> [GOAL OF THE EXERCISE]
Show every line that has the string "铝球一定是空心的" in it.

> [ENTRIES]
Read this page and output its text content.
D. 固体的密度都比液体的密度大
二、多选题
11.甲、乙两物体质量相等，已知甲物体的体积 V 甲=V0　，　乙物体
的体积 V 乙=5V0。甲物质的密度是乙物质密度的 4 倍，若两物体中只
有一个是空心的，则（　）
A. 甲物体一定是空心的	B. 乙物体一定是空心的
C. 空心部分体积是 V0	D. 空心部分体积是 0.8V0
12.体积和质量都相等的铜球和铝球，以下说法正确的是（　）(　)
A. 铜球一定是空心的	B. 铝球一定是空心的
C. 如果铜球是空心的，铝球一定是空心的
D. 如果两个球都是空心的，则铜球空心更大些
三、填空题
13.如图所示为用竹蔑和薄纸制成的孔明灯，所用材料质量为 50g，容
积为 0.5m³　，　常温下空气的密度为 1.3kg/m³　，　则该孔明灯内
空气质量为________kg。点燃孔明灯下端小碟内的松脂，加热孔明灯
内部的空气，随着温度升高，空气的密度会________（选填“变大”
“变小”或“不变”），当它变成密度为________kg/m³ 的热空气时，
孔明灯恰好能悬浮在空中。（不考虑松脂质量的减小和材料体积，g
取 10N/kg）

> [ANSWER FOR THIS EXERCISE]
A. 铜球一定是空心的	B. 铝球一定是空心的
C. 如果铜球是空心的，铝球一定是空心的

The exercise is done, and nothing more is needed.